▼

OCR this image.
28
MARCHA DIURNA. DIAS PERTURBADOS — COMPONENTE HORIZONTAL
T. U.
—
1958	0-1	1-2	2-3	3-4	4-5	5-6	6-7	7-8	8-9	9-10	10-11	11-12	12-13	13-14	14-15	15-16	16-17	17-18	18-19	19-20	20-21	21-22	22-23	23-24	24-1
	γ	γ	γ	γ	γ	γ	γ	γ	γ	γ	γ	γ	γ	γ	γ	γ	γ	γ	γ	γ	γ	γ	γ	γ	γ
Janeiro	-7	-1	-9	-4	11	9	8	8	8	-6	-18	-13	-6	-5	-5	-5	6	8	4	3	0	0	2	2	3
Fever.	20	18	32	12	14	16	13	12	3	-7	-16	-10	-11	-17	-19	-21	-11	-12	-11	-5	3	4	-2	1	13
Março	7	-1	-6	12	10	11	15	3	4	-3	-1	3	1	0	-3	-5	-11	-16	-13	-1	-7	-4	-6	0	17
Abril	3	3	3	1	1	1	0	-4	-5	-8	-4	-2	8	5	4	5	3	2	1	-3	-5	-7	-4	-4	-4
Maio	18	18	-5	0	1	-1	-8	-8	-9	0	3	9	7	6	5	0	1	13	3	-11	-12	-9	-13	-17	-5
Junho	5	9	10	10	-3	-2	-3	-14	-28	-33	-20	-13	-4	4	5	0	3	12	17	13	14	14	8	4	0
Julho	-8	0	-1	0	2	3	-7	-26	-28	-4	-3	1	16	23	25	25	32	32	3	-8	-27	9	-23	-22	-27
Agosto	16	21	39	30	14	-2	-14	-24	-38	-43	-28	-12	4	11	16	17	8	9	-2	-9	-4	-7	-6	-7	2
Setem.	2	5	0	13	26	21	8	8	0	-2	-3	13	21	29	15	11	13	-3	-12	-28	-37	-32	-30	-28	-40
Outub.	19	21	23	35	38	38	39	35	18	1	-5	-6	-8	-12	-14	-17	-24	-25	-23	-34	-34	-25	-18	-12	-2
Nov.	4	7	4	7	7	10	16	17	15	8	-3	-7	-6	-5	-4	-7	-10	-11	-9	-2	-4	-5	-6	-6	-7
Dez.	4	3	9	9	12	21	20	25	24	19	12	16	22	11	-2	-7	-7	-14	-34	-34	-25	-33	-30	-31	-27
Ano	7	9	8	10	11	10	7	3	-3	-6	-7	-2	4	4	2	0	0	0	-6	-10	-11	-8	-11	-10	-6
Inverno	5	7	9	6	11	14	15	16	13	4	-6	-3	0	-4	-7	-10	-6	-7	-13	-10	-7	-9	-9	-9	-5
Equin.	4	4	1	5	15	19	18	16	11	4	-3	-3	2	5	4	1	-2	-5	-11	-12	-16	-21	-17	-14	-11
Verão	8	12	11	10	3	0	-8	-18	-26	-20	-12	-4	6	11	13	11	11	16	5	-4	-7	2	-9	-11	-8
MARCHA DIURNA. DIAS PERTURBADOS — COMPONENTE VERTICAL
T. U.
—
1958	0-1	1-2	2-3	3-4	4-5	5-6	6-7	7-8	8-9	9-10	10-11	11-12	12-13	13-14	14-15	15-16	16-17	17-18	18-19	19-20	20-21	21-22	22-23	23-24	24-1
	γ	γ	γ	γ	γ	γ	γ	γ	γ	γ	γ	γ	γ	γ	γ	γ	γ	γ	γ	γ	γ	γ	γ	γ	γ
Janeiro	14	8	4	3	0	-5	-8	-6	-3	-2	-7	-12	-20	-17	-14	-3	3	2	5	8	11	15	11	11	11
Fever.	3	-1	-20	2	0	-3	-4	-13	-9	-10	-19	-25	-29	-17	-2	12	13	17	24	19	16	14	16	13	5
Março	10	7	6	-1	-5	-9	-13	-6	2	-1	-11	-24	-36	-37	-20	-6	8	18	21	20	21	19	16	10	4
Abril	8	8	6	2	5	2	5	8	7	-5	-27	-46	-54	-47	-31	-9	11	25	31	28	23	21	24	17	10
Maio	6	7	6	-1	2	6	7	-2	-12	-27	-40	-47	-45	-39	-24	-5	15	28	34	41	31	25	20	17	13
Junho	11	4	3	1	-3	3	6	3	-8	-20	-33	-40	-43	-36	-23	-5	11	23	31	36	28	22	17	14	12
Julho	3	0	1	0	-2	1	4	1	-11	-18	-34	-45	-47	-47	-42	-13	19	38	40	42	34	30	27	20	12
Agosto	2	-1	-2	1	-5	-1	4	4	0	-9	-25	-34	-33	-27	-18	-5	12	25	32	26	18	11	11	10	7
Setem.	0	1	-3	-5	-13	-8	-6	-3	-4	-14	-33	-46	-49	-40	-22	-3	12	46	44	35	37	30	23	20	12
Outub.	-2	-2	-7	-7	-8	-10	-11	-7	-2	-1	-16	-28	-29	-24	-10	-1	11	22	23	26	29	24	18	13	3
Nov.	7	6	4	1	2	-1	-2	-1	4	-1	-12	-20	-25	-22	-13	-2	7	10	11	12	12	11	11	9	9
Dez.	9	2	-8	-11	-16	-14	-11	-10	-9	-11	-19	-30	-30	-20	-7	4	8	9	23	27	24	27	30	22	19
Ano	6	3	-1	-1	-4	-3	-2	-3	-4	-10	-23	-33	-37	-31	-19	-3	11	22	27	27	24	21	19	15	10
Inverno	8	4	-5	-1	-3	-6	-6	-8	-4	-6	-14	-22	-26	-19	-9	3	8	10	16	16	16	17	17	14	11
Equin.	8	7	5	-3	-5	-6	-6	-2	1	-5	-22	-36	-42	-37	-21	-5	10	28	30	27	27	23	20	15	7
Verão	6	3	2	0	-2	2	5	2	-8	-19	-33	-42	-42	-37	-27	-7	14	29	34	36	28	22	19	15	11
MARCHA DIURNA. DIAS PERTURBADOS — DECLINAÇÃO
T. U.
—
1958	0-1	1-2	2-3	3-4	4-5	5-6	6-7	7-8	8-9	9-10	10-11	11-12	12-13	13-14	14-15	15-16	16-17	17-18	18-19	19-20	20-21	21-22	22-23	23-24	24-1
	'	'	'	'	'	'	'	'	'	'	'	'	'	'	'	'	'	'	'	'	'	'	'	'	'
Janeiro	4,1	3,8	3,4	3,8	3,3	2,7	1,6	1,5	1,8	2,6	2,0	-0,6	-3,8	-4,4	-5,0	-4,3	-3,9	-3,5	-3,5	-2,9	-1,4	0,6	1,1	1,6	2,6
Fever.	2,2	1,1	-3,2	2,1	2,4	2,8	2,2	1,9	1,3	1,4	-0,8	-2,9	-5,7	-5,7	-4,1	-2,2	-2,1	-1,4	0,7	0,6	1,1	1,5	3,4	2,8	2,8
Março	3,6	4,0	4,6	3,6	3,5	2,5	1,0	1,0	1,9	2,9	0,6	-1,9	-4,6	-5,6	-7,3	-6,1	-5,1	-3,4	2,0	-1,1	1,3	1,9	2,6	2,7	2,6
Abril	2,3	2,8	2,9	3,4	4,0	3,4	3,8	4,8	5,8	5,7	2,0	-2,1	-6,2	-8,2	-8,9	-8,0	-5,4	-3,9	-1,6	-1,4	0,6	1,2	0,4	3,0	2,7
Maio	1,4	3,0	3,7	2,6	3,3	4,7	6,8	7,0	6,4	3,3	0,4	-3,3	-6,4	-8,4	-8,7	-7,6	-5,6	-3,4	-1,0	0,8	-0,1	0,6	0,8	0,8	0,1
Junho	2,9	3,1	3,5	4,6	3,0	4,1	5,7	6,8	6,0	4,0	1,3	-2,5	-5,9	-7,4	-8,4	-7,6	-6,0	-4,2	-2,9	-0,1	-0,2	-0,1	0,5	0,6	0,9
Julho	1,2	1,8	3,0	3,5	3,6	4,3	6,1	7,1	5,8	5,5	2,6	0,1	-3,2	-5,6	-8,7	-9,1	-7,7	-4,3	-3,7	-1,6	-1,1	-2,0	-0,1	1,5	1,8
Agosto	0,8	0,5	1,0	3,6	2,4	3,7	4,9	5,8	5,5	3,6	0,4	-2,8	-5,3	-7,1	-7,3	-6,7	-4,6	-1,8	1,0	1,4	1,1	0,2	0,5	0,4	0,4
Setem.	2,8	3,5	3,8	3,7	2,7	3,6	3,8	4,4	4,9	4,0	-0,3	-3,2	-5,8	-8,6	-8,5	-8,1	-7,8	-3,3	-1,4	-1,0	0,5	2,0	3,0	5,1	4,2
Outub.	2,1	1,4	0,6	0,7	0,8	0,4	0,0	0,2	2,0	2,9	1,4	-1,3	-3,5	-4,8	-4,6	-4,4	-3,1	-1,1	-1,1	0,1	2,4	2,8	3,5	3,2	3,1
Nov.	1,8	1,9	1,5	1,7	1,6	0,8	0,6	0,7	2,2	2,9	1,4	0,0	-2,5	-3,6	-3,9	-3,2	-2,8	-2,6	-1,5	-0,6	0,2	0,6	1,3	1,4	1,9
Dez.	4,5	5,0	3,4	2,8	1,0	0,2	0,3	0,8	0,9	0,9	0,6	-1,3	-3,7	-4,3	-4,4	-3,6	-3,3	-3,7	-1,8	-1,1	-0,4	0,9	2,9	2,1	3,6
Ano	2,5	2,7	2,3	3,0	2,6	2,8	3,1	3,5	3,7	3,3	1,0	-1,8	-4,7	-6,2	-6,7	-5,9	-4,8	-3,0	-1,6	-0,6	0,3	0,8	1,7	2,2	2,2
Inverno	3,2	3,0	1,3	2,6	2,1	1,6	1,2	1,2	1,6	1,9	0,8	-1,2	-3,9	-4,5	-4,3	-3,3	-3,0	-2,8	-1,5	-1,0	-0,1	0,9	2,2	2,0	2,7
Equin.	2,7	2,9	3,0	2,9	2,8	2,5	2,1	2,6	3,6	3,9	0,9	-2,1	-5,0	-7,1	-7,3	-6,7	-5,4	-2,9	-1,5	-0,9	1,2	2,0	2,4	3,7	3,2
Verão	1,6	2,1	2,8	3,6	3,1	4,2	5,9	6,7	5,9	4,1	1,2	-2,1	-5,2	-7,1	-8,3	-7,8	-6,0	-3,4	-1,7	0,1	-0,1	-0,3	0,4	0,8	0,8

▲

● WHAT TO WORK ON: Copy each line from the data above that includes "Maio".

● TASK RESPONSE:
Maio	18	18	-5	0	1	-1	-8	-8	-9	0	3	9	7	6	5	0	1	13	3	-11	-12	-9	-13	-17	-5
Maio	6	7	6	-1	2	6	7	-2	-12	-27	-40	-47	-45	-39	-24	-5	15	28	34	41	31	25	20	17	13
Maio	1,4	3,0	3,7	2,6	3,3	4,7	6,8	7,0	6,4	3,3	0,4	-3,3	-6,4	-8,4	-8,7	-7,6	-5,6	-3,4	-1,0	0,8	-0,1	0,6	0,8	0,8	0,1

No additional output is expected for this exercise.